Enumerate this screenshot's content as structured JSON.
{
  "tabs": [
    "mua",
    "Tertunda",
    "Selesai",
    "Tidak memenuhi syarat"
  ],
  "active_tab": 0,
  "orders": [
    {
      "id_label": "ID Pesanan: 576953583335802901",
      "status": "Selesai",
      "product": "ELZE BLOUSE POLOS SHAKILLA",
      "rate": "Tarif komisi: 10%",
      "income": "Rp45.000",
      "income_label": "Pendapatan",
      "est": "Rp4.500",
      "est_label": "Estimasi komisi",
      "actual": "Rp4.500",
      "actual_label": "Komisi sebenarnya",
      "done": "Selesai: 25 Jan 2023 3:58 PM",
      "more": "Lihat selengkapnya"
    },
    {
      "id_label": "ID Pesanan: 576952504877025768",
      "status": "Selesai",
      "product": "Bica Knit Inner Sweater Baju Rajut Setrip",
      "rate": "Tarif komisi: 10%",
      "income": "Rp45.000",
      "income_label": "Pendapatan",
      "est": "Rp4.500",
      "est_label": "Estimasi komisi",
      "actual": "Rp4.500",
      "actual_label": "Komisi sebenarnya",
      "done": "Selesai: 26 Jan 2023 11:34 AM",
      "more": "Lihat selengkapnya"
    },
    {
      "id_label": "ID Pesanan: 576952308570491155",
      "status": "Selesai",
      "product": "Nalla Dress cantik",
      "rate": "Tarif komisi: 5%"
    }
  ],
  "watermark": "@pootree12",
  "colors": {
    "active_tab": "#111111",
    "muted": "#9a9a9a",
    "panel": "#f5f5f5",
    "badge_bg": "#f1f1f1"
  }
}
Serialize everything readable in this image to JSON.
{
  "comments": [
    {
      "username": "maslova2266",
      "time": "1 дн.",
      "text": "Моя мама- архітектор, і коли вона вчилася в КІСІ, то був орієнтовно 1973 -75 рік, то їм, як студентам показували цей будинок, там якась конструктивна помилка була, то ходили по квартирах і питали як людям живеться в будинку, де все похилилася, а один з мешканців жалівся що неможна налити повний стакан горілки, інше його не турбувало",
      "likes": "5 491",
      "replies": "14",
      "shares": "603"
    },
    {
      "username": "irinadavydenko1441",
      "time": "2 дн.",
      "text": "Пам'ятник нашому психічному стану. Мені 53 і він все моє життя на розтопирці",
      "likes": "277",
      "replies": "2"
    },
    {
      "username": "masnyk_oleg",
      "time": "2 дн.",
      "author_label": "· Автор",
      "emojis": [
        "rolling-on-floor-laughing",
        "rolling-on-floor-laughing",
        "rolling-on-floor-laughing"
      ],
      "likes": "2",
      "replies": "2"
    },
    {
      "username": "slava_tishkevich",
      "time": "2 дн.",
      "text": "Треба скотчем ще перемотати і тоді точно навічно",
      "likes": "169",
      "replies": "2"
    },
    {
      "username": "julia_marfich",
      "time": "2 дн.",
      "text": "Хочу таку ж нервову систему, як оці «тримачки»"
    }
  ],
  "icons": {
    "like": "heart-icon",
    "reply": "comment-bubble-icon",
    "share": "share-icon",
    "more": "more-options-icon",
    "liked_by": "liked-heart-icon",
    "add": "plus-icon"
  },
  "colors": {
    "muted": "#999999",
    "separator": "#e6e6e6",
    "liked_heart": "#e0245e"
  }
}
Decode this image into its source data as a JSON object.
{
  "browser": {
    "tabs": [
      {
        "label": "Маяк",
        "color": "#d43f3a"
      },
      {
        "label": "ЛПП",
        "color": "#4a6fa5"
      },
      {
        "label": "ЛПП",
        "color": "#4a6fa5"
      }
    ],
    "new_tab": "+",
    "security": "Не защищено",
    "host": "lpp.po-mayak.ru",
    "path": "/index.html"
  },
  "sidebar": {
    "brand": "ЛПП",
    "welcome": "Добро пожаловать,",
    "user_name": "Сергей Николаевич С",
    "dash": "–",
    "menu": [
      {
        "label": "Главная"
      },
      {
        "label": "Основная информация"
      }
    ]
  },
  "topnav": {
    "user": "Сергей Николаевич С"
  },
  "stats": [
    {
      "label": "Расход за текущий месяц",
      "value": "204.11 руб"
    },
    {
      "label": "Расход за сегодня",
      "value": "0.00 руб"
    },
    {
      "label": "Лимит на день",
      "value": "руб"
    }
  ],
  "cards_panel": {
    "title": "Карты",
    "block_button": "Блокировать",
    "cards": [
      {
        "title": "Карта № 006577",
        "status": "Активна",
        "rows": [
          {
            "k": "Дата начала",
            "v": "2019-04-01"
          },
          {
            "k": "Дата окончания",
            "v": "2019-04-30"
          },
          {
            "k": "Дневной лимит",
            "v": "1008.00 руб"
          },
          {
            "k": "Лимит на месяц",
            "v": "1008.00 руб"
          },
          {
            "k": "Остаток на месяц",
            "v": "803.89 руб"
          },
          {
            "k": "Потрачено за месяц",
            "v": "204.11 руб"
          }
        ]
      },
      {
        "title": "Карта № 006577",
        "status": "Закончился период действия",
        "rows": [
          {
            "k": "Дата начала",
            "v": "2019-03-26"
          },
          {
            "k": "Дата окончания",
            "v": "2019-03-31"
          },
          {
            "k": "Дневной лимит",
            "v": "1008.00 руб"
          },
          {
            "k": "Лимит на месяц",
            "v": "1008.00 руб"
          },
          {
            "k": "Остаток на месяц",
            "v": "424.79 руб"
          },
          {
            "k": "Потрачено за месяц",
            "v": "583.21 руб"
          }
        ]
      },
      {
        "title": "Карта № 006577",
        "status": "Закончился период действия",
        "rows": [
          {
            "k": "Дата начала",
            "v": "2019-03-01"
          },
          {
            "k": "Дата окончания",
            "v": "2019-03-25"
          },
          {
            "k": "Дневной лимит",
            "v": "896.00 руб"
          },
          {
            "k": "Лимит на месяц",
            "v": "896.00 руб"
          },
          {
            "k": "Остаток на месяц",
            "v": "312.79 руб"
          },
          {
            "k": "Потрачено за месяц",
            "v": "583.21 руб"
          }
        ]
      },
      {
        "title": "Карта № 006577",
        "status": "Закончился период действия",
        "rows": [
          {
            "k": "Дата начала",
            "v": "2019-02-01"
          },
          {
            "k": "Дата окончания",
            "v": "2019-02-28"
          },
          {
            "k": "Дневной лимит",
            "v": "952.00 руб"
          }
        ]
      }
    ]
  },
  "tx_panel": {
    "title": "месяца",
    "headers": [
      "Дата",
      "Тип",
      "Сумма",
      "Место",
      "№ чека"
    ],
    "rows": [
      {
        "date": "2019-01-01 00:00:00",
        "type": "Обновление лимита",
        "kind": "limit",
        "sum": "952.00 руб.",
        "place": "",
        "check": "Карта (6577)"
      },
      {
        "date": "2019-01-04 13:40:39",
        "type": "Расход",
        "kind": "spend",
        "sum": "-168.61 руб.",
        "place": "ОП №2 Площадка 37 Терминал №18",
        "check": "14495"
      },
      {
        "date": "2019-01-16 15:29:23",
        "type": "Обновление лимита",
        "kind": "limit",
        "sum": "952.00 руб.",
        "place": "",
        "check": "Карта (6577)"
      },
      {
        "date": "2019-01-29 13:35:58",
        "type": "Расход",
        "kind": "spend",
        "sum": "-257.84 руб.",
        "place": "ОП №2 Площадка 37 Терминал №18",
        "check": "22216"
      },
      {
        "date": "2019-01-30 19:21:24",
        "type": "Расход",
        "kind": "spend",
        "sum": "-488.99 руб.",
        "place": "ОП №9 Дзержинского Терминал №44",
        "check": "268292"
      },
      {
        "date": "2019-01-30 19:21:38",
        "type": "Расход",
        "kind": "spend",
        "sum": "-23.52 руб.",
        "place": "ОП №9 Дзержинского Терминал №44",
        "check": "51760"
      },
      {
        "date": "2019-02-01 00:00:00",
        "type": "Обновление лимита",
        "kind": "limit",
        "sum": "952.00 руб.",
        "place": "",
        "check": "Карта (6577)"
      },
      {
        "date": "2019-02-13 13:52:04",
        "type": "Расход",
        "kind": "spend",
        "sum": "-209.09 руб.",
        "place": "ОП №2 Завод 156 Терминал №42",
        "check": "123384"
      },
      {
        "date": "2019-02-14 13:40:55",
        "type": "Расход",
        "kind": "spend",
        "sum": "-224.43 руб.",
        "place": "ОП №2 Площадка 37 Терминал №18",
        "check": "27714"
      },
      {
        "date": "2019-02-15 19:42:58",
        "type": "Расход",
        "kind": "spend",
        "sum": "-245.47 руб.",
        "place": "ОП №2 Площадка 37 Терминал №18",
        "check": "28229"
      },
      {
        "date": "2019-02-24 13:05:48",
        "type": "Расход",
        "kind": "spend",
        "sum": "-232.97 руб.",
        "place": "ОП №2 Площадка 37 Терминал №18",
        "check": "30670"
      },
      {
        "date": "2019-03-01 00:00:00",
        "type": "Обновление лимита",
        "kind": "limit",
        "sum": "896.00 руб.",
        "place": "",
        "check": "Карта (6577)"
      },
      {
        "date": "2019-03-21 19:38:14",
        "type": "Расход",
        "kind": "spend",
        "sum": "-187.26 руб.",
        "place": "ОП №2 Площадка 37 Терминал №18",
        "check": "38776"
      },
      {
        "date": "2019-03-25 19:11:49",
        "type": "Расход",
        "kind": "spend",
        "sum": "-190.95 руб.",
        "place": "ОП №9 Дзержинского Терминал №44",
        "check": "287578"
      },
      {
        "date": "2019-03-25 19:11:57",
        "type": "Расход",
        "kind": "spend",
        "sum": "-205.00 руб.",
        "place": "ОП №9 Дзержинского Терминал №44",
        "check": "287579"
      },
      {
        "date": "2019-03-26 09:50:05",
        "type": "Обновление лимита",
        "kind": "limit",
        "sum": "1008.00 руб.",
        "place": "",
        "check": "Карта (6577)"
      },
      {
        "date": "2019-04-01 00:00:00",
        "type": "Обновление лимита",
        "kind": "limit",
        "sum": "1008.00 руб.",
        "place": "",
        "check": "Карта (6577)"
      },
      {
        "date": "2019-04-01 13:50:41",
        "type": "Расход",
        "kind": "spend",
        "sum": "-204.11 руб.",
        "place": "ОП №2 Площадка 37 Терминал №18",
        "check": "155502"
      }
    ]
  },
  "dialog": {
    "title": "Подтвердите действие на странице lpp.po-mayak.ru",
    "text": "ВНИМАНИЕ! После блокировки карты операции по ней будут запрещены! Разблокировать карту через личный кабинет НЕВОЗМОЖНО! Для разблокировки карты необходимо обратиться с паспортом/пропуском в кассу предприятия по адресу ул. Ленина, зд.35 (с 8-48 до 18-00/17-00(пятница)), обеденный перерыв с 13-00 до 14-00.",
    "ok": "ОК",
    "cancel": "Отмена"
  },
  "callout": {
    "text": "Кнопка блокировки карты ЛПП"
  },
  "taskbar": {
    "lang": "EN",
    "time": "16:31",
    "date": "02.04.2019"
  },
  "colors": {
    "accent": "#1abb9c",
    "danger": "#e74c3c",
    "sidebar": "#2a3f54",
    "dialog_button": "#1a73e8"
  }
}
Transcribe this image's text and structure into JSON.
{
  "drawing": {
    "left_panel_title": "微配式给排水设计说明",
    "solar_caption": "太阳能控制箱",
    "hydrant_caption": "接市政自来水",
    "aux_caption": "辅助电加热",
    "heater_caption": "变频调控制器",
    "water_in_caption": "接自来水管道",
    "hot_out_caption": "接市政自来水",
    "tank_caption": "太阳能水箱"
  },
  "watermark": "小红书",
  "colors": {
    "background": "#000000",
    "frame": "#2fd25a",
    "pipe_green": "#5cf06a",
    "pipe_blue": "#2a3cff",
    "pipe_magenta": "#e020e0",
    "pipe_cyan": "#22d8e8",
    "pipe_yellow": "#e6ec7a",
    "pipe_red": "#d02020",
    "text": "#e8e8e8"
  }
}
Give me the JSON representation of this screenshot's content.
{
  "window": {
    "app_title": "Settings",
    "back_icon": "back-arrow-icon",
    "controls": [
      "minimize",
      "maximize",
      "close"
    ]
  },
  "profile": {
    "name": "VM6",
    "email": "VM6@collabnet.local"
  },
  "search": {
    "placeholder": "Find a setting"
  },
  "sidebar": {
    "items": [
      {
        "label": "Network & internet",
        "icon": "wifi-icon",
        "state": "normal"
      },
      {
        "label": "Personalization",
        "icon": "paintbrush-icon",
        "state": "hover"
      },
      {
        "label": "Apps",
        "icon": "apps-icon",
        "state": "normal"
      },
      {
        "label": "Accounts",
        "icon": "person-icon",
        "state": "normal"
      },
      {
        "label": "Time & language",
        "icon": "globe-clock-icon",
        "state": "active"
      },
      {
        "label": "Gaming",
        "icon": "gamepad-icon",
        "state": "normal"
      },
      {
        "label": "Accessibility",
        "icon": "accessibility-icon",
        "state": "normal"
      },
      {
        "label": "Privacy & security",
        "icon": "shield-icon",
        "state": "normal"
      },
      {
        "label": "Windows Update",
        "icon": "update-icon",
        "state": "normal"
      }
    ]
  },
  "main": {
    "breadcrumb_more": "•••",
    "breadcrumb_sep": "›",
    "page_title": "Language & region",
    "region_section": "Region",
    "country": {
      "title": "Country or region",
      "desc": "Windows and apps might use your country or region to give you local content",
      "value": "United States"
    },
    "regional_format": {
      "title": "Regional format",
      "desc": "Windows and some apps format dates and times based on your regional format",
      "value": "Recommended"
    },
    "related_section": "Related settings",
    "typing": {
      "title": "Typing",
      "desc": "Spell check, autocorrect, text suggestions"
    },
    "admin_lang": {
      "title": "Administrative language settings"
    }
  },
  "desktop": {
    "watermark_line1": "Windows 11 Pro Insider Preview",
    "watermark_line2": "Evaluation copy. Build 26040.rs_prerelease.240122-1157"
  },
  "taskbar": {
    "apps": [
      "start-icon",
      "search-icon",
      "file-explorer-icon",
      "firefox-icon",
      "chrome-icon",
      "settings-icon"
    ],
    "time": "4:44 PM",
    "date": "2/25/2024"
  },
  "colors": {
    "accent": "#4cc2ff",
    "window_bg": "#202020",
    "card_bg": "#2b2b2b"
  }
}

## What you are asked to do
Your answer should be only a number: how many lines of the data above contain the string "content"?

## Solution for this task
3